#### [Required work]
• 1. Please revise the Foucault pendulum text. Begin at the words "The Foucault pendulum, invented" and stop after "fear of blood.", replacing "Pantheon" with "Panthéon".
• 2. Does the Foucault pendulum text agree with each statement below? Give yes or no and quote the deciding words of the text. (a) The Foucault pendulum was invented in 1851. (b) The bob of the original pendulum weighed 67 kg. (c) Foucault completed his medical studies.
• 3. Carry on the Foucault pendulum text from its last sentence.

#### [Text shown]
↓↓↓

The interactive Google doodle showcases the Foucault Pendulum, a device which was invented by Foucault to demonstrate the effect of earth's rotation. The doodle features two toggles for time and the position on the earth. Different combinations make the pendulum knock down pins placed at at different positions.

The Foucault pendulum, invented in 1851, was one of the first simple experimental proofs of earth's rotation. The original pendulum was first showcased in the Meridian of the Paris Observatory, with a 28kg brass-coated lead bob and a 67-metre long wire being hung from the dome of the Pantheon. The pendulum completed a full circle every 32.7 hours, rotating clockwise at 11 degrees every hour.

Leon Foucault was born on September 18, 1819 to a publisher, in Paris. He started studying medicine but left due to his fear of blood.

↑↑↑

#### [Given entries]
↓↓↓

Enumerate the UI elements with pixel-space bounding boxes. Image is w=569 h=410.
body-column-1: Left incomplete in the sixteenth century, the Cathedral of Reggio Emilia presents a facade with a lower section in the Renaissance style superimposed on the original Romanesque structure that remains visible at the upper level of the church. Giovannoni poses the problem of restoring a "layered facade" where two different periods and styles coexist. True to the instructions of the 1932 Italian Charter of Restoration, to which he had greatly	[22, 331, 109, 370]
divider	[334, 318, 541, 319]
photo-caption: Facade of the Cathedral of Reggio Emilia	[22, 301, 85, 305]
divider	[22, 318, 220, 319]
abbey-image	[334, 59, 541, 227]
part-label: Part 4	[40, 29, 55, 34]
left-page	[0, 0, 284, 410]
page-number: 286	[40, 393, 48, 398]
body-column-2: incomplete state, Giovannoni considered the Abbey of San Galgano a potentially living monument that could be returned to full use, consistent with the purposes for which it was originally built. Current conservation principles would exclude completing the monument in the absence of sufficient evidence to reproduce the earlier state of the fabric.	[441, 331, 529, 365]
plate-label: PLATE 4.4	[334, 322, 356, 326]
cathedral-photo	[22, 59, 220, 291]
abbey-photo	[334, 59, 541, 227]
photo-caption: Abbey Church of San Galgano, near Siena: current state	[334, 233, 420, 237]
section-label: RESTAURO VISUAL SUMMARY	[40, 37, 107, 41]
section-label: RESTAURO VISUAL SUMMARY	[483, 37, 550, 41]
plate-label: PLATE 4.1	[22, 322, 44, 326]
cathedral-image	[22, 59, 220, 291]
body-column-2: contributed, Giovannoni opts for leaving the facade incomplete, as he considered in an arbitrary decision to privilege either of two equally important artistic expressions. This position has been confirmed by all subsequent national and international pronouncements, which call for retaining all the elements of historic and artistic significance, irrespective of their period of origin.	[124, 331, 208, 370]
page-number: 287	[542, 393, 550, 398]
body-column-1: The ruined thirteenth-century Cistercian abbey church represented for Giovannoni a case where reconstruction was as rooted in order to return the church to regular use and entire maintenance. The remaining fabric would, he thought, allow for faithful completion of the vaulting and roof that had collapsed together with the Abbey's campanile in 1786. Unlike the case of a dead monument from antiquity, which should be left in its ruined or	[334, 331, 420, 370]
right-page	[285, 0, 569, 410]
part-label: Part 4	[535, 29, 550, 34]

↑↑↑

#### [Answers for the exercise]
• 1.
The Foucault pendulum, invented in 1851, was one of the first simple experimental proofs of earth's rotation. The original pendulum was first showcased in the Meridian of the Paris Observatory, with a 28kg brass-coated lead bob and a 67-metre long wire being hung from the dome of the Panthéon. The pendulum completed a full circle every 32.7 hours, rotating clockwise at 11 degrees every hour.

Leon Foucault was born on September 18, 1819 to a publisher, in Paris. He started studying medicine but left due to his fear of blood.

• 2.
(a) Yes: "The Foucault pendulum, invented in 1851"
(b) No: "a 28kg brass-coated lead bob"
(c) No: "He started studying medicine but left due to his fear of blood."

• 3.
In his initial years he investigated subjects like the intensity of the light of the sun, as compared with that of carbon in the arc lamp, and of lime in the flame of the oxyhydrogen blowpipe, interference of infrared radiation and on the chromatic polarisation of light, among others.

Leon Foucault's other discoveries include the "Foucault currents." In 1855 he discovered that the force required for the rotation of a copper disc becomes greater when it is made to rotate with its rim between the poles of a magnet, the disc at the same time becoming heated by the eddy current or "Foucault currents" induced in the metal.

Foucault also invented the polariser in 1857 and subsequently invented a method of testing the mirror of a reflecting telescope to determine its shape. Known as the "Foucault knife-edge test," it allowed the worker to tell if the mirror was perfectly spherical or had non-spherical deviation.

Leon Foucault became a member of the Bureau des Longitudes and an officer of the Legion d'Honneur. He was also made a member of the Royal Society of London in 1864. Foucault's name is among the 72 names inscribed on the Eiffel Tower. An asteroid, 5668 Foucault, has also been named after him.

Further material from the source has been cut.